---------- Provided data ----------

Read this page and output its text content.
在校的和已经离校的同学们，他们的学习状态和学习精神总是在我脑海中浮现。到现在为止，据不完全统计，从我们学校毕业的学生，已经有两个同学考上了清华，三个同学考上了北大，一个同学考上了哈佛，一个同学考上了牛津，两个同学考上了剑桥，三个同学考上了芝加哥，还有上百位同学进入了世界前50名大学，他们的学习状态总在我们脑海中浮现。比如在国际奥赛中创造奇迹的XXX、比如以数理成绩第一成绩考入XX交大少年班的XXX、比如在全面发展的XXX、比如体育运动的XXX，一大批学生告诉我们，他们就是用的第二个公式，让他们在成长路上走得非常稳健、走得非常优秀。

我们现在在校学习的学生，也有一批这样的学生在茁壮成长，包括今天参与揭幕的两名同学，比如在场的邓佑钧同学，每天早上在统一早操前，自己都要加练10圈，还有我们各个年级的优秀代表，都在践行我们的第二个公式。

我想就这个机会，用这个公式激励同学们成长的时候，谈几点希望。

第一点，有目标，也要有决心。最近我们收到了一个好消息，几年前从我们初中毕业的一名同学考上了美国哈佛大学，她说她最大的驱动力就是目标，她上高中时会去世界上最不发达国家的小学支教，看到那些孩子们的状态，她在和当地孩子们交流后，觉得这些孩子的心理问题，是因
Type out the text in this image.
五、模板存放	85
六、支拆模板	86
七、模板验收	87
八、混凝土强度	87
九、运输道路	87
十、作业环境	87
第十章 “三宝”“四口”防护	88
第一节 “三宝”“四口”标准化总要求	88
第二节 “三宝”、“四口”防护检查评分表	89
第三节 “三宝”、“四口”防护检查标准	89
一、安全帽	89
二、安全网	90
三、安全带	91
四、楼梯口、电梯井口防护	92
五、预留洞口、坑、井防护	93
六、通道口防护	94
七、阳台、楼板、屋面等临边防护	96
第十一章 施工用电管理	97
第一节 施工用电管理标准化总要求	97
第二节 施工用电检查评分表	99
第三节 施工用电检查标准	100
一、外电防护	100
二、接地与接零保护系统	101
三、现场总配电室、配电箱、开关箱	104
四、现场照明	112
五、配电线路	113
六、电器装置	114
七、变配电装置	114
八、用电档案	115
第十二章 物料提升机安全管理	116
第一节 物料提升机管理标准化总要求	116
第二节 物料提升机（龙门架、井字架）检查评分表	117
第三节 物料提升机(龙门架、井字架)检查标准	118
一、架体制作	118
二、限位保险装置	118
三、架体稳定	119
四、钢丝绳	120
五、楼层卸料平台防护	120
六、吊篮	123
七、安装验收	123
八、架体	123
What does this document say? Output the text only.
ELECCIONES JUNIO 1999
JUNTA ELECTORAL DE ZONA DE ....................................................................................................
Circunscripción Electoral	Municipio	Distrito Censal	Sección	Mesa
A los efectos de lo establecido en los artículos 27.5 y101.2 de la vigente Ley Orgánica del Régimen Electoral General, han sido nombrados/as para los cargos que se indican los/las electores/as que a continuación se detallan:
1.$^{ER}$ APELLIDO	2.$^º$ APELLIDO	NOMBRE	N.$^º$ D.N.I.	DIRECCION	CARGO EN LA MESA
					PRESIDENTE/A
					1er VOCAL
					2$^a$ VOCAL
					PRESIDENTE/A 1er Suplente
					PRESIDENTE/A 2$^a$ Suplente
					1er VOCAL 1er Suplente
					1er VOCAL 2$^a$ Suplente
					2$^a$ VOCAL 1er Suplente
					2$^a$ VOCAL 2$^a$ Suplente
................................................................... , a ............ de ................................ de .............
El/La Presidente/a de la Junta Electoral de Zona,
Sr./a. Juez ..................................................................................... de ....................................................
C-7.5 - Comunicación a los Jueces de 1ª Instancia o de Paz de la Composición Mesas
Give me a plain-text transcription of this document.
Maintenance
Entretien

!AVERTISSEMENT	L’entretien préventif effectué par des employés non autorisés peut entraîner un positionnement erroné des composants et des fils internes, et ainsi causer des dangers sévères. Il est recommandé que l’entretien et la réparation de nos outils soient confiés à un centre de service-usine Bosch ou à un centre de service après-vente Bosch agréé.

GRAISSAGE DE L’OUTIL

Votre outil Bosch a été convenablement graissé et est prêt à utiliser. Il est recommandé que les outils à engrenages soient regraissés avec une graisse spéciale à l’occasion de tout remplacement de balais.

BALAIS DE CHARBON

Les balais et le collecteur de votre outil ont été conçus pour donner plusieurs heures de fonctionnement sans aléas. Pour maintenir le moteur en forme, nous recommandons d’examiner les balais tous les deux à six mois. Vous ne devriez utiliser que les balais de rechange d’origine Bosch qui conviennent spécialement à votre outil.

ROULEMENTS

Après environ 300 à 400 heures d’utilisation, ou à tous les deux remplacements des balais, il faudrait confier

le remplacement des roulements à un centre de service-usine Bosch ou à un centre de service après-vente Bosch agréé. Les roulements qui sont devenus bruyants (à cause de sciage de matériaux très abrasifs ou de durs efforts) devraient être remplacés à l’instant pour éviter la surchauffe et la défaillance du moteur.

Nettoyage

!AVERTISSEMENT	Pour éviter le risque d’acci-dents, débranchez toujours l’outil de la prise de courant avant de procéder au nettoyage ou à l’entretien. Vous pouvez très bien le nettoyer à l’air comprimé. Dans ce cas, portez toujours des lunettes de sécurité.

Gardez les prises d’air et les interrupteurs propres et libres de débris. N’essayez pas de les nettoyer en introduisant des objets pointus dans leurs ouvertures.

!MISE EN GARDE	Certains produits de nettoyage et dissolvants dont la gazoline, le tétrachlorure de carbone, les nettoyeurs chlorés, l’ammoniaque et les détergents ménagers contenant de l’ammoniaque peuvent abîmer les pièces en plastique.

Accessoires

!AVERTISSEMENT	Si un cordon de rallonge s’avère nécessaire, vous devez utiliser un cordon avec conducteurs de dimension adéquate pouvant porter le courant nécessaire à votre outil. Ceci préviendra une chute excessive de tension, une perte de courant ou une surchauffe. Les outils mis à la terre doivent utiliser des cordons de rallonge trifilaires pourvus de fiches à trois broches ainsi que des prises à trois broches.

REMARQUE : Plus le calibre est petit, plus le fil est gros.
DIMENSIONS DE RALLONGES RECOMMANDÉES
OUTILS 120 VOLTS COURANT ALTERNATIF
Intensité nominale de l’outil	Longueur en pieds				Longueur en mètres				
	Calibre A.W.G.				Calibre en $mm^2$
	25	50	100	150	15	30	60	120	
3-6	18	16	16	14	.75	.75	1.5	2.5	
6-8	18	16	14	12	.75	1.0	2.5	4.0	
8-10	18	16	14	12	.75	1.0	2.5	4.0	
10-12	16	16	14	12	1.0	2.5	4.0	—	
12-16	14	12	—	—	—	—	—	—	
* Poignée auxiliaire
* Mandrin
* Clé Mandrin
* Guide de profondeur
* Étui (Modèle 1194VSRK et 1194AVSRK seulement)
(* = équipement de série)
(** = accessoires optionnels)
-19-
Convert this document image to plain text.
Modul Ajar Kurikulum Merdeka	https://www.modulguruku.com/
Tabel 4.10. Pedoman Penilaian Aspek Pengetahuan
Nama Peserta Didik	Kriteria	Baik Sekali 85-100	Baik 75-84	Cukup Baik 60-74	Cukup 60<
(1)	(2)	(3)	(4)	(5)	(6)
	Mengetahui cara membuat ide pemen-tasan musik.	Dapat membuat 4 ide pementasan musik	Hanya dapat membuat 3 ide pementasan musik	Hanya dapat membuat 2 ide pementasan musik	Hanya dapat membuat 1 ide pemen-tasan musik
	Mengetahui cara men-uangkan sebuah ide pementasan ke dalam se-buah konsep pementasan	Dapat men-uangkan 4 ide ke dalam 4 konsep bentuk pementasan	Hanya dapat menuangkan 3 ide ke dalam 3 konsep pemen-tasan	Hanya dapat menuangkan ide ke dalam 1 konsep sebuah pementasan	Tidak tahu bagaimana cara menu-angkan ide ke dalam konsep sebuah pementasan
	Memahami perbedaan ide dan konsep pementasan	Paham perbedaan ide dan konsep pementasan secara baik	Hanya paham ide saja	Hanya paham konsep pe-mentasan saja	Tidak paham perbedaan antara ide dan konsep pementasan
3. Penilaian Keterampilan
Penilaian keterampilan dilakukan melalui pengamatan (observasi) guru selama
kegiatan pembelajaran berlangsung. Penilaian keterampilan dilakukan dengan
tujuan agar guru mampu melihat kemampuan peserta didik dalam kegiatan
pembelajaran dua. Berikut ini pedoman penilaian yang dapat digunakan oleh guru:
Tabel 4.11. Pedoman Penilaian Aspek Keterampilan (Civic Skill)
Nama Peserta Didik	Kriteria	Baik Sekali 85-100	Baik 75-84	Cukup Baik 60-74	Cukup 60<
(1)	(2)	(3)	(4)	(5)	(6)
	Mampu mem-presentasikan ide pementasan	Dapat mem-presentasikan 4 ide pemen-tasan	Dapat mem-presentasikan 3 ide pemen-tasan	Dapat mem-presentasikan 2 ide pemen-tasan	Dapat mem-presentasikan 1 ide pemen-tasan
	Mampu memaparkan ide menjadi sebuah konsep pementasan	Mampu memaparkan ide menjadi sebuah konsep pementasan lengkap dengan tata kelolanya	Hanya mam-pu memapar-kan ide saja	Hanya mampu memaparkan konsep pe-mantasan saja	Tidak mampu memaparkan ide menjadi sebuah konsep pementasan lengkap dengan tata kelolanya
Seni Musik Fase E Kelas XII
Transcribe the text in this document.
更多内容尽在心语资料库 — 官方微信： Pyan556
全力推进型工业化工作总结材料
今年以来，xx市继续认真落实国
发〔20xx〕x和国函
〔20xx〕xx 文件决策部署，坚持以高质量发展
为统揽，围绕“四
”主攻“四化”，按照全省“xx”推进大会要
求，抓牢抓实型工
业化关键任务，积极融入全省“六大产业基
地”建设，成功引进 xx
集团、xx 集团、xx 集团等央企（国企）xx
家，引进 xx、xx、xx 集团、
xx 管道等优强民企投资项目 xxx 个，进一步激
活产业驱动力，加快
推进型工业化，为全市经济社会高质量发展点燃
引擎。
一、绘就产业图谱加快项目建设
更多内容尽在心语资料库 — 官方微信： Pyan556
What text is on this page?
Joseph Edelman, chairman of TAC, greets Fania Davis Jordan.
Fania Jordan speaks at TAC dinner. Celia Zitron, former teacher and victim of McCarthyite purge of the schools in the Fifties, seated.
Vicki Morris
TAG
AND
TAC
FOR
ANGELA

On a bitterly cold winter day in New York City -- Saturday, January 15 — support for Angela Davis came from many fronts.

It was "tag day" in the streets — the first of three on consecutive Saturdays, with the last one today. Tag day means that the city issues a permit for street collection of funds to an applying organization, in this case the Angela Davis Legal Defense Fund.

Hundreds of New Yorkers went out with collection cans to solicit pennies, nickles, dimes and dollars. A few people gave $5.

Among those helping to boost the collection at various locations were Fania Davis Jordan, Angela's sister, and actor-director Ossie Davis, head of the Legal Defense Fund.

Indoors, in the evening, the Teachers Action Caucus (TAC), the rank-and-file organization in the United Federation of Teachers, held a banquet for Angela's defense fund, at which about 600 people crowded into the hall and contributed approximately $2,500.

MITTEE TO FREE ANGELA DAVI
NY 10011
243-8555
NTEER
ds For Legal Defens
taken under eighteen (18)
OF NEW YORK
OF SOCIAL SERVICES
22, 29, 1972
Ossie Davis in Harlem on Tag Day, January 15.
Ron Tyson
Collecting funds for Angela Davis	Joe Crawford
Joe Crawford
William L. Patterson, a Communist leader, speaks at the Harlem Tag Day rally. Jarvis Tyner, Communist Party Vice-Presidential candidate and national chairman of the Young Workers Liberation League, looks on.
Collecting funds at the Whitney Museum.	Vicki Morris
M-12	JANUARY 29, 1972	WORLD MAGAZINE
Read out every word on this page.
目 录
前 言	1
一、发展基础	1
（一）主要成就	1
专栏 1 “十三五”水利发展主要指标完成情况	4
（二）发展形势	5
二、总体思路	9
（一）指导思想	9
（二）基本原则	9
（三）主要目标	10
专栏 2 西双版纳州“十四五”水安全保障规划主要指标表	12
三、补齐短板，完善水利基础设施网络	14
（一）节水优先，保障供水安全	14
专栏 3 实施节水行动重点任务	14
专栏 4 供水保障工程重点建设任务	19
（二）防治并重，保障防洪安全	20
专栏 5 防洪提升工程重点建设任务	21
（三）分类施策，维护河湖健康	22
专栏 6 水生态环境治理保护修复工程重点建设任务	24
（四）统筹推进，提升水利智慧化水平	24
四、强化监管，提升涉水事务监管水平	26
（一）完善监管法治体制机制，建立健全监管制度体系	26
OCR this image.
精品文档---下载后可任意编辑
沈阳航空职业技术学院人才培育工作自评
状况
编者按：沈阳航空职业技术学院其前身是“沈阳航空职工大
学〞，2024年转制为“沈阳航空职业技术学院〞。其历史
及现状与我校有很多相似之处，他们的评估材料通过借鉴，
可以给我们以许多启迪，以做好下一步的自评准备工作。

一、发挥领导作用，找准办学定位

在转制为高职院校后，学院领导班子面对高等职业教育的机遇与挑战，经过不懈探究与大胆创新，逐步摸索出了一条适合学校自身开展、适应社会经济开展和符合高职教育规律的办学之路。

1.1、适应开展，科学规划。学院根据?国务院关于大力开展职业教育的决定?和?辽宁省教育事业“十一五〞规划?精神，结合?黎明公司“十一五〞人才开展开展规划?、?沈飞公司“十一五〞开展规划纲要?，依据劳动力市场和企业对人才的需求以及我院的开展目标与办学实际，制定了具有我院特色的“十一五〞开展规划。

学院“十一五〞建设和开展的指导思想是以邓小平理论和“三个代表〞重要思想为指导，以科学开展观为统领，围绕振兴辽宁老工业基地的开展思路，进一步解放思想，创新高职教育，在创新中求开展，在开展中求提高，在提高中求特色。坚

----------

What is asked: Of the lines in the material, how many contain the word "dilakukan"? Reply with the number and nothing else.

Exercise response: 2